Scan the entries below for the word "structured". Copy each line that has it.

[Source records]
>>>>
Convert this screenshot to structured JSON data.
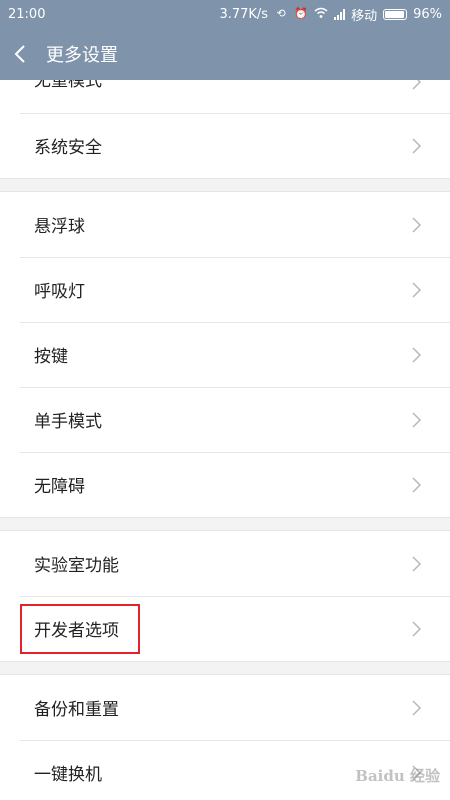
{
  "status_bar": {
    "time": "21:00",
    "network_speed": "3.77K/s",
    "carrier": "移动",
    "battery": "96%"
  },
  "header": {
    "title": "更多设置"
  },
  "groups": [
    {
      "rows": [
        "无重模式",
        "系统安全"
      ]
    },
    {
      "rows": [
        "悬浮球",
        "呼吸灯",
        "按键",
        "单手模式",
        "无障碍"
      ]
    },
    {
      "rows": [
        "实验室功能",
        "开发者选项"
      ]
    },
    {
      "rows": [
        "备份和重置",
        "一键换机"
      ]
    }
  ],
  "highlighted_item": "开发者选项",
  "watermark": "Baidu 经验"
}
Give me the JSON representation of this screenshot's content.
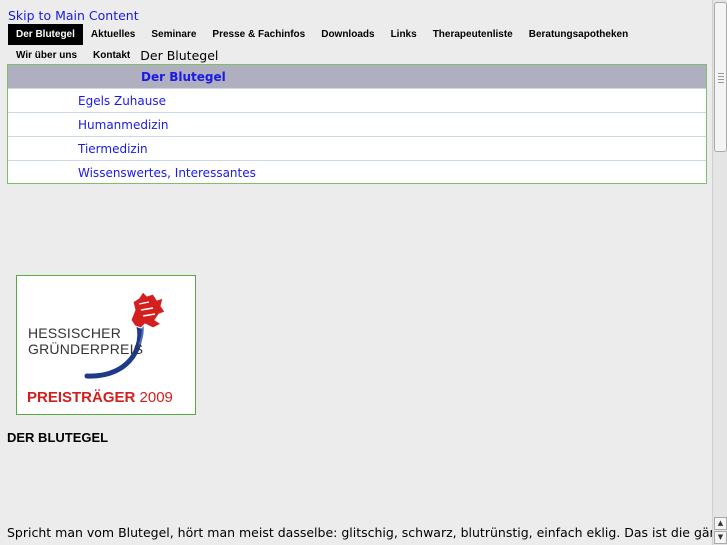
{
  "skip_link": "Skip to Main Content",
  "nav": {
    "row1": [
      "Der Blutegel",
      "Aktuelles",
      "Seminare",
      "Presse & Fachinfos",
      "Downloads",
      "Links",
      "Therapeutenliste",
      "Beratungsapotheken"
    ],
    "row2": [
      "Wir über uns",
      "Kontakt"
    ],
    "active": "Der Blutegel",
    "current": "Der Blutegel"
  },
  "subnav": {
    "header": "Der Blutegel",
    "items": [
      "Egels Zuhause",
      "Humanmedizin",
      "Tiermedizin",
      "Wissenswertes, Interessantes"
    ]
  },
  "badge": {
    "line1": "HESSISCHER",
    "line2": "GRÜNDERPREIS",
    "award_word": "PREISTRÄGER",
    "award_year": "2009"
  },
  "page_heading": "DER BLUTEGEL",
  "intro_text": "Spricht man vom Blutegel, hört man meist dasselbe: glitschig, schwarz, blutrünstig, einfach eklig. Das ist die gängige",
  "colors": {
    "link": "#1a1ae8",
    "border_green": "#7fbf6a",
    "subnav_header_bg": "#afafbf",
    "award_red": "#d41f1f"
  }
}
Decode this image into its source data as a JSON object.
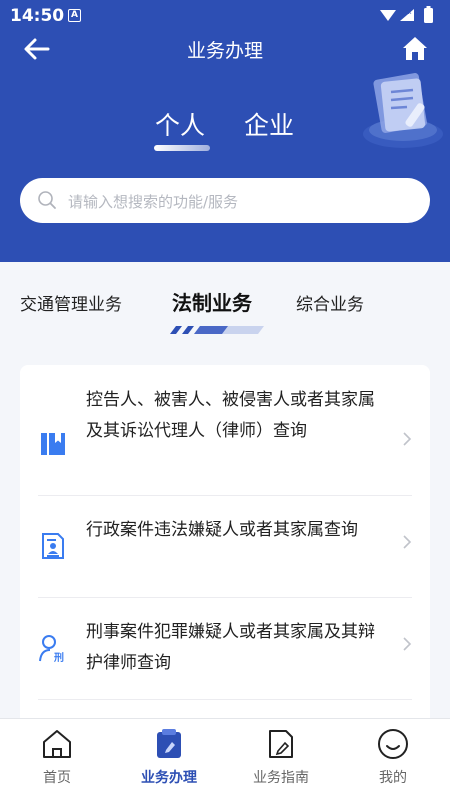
{
  "status_bar": {
    "time": "14:50",
    "notification_badge": "A"
  },
  "nav": {
    "title": "业务办理",
    "back_icon": "arrow-left-icon",
    "home_icon": "home-icon"
  },
  "segment": {
    "tabs": [
      "个人",
      "企业"
    ],
    "active": "个人"
  },
  "search": {
    "placeholder": "请输入想搜索的功能/服务"
  },
  "categories": {
    "tabs": [
      "交通管理业务",
      "法制业务",
      "综合业务"
    ],
    "active": "法制业务"
  },
  "services": [
    {
      "text": "控告人、被害人、被侵害人或者其家属及其诉讼代理人（律师）查询",
      "icon": "book-icon"
    },
    {
      "text": "行政案件违法嫌疑人或者其家属查询",
      "icon": "id-document-icon"
    },
    {
      "text": "刑事案件犯罪嫌疑人或者其家属及其辩护律师查询",
      "icon": "person-criminal-icon",
      "icon_label": "刑"
    }
  ],
  "bottom_nav": [
    {
      "label": "首页",
      "icon": "home-icon"
    },
    {
      "label": "业务办理",
      "icon": "clipboard-icon",
      "active": true
    },
    {
      "label": "业务指南",
      "icon": "guide-icon"
    },
    {
      "label": "我的",
      "icon": "smile-icon"
    }
  ],
  "colors": {
    "primary": "#2d4fb4",
    "accent_blue": "#3a7cf0",
    "background": "#f4f6fa"
  }
}
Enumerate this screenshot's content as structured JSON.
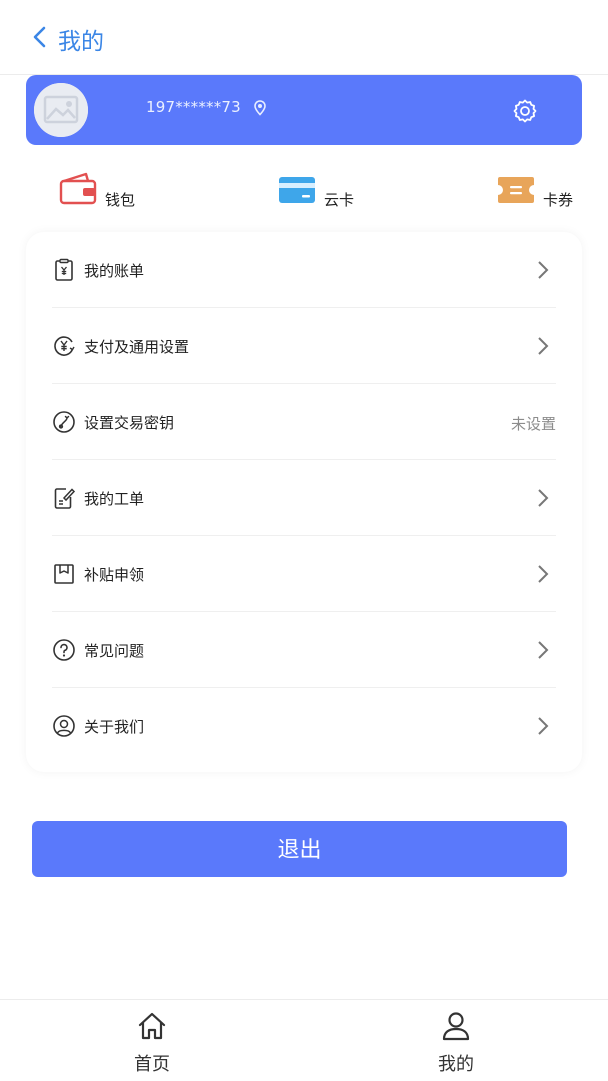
{
  "header": {
    "title": "我的"
  },
  "profile": {
    "phone": "197******73"
  },
  "quick": [
    {
      "label": "钱包",
      "icon": "wallet-icon"
    },
    {
      "label": "云卡",
      "icon": "card-icon"
    },
    {
      "label": "卡券",
      "icon": "ticket-icon"
    }
  ],
  "menu": [
    {
      "label": "我的账单",
      "icon": "bill-icon"
    },
    {
      "label": "支付及通用设置",
      "icon": "yen-circle-icon"
    },
    {
      "label": "设置交易密钥",
      "icon": "key-circle-icon",
      "value": "未设置"
    },
    {
      "label": "我的工单",
      "icon": "edit-doc-icon"
    },
    {
      "label": "补贴申领",
      "icon": "subsidy-box-icon"
    },
    {
      "label": "常见问题",
      "icon": "question-circle-icon"
    },
    {
      "label": "关于我们",
      "icon": "user-circle-icon"
    }
  ],
  "logout": {
    "label": "退出"
  },
  "tabbar": [
    {
      "label": "首页",
      "icon": "home-icon"
    },
    {
      "label": "我的",
      "icon": "person-icon"
    }
  ],
  "colors": {
    "accent": "#5a79fb",
    "header_title": "#3b86e6",
    "wallet": "#e25050",
    "card": "#3ea6ea",
    "ticket": "#e8a55a"
  }
}
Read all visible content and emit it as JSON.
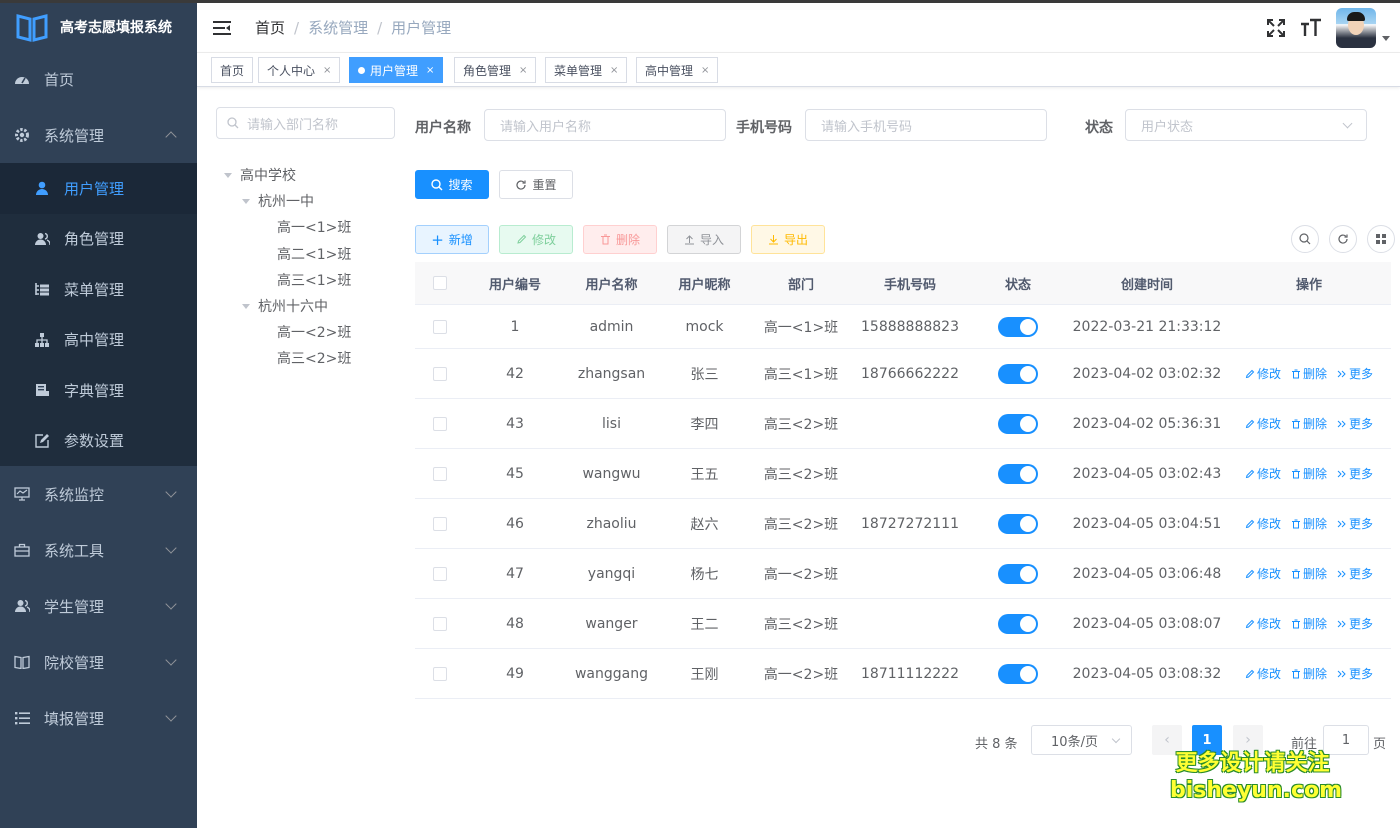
{
  "app": {
    "title": "高考志愿填报系统"
  },
  "sidebar": {
    "items": [
      {
        "label": "首页",
        "icon": "dashboard-icon"
      },
      {
        "label": "系统管理",
        "icon": "gear-icon",
        "expanded": true,
        "children": [
          {
            "label": "用户管理",
            "icon": "user-icon",
            "active": true
          },
          {
            "label": "角色管理",
            "icon": "users-icon"
          },
          {
            "label": "菜单管理",
            "icon": "tree-table-icon"
          },
          {
            "label": "高中管理",
            "icon": "org-tree-icon"
          },
          {
            "label": "字典管理",
            "icon": "dict-icon"
          },
          {
            "label": "参数设置",
            "icon": "edit-icon"
          }
        ]
      },
      {
        "label": "系统监控",
        "icon": "monitor-icon"
      },
      {
        "label": "系统工具",
        "icon": "toolbox-icon"
      },
      {
        "label": "学生管理",
        "icon": "students-icon"
      },
      {
        "label": "院校管理",
        "icon": "book-icon"
      },
      {
        "label": "填报管理",
        "icon": "list-icon"
      }
    ]
  },
  "breadcrumb": [
    "首页",
    "系统管理",
    "用户管理"
  ],
  "tags": [
    {
      "label": "首页",
      "closable": false
    },
    {
      "label": "个人中心",
      "closable": true
    },
    {
      "label": "用户管理",
      "closable": true,
      "active": true
    },
    {
      "label": "角色管理",
      "closable": true
    },
    {
      "label": "菜单管理",
      "closable": true
    },
    {
      "label": "高中管理",
      "closable": true
    }
  ],
  "close_glyph": "×",
  "dept_tree": {
    "search_placeholder": "请输入部门名称",
    "root": "高中学校",
    "schools": [
      {
        "name": "杭州一中",
        "classes": [
          "高一<1>班",
          "高二<1>班",
          "高三<1>班"
        ]
      },
      {
        "name": "杭州十六中",
        "classes": [
          "高一<2>班",
          "高三<2>班"
        ]
      }
    ]
  },
  "search_form": {
    "username_label": "用户名称",
    "username_placeholder": "请输入用户名称",
    "phone_label": "手机号码",
    "phone_placeholder": "请输入手机号码",
    "status_label": "状态",
    "status_placeholder": "用户状态",
    "search_button": "搜索",
    "reset_button": "重置"
  },
  "toolbar": {
    "add": "新增",
    "edit": "修改",
    "delete": "删除",
    "import": "导入",
    "export": "导出"
  },
  "table": {
    "columns": [
      "用户编号",
      "用户名称",
      "用户昵称",
      "部门",
      "手机号码",
      "状态",
      "创建时间",
      "操作"
    ],
    "rows": [
      {
        "id": "1",
        "username": "admin",
        "nickname": "mock",
        "dept": "高一<1>班",
        "phone": "15888888823",
        "enabled": true,
        "created": "2022-03-21 21:33:12",
        "ops": false
      },
      {
        "id": "42",
        "username": "zhangsan",
        "nickname": "张三",
        "dept": "高三<1>班",
        "phone": "18766662222",
        "enabled": true,
        "created": "2023-04-02 03:02:32",
        "ops": true
      },
      {
        "id": "43",
        "username": "lisi",
        "nickname": "李四",
        "dept": "高三<2>班",
        "phone": "",
        "enabled": true,
        "created": "2023-04-02 05:36:31",
        "ops": true
      },
      {
        "id": "45",
        "username": "wangwu",
        "nickname": "王五",
        "dept": "高三<2>班",
        "phone": "",
        "enabled": true,
        "created": "2023-04-05 03:02:43",
        "ops": true
      },
      {
        "id": "46",
        "username": "zhaoliu",
        "nickname": "赵六",
        "dept": "高三<2>班",
        "phone": "18727272111",
        "enabled": true,
        "created": "2023-04-05 03:04:51",
        "ops": true
      },
      {
        "id": "47",
        "username": "yangqi",
        "nickname": "杨七",
        "dept": "高一<2>班",
        "phone": "",
        "enabled": true,
        "created": "2023-04-05 03:06:48",
        "ops": true
      },
      {
        "id": "48",
        "username": "wanger",
        "nickname": "王二",
        "dept": "高三<2>班",
        "phone": "",
        "enabled": true,
        "created": "2023-04-05 03:08:07",
        "ops": true
      },
      {
        "id": "49",
        "username": "wanggang",
        "nickname": "王刚",
        "dept": "高一<2>班",
        "phone": "18711112222",
        "enabled": true,
        "created": "2023-04-05 03:08:32",
        "ops": true
      }
    ],
    "row_actions": {
      "edit": "修改",
      "delete": "删除",
      "more": "更多"
    }
  },
  "pagination": {
    "total_text": "共 8 条",
    "page_size": "10条/页",
    "current_page": "1",
    "goto_label": "前往",
    "goto_value": "1",
    "page_suffix": "页"
  },
  "watermark": {
    "line1": "更多设计请关注",
    "line2": "bisheyun.com"
  },
  "colors": {
    "sidebar_bg": "#304156",
    "sidebar_sub_bg": "#1f2d3d",
    "accent": "#1890ff",
    "active_menu_text": "#409eff"
  }
}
<<<<
Exercise output:
Convert this screenshot to structured JSON data.
Enumerate this screenshot's content as structured JSON.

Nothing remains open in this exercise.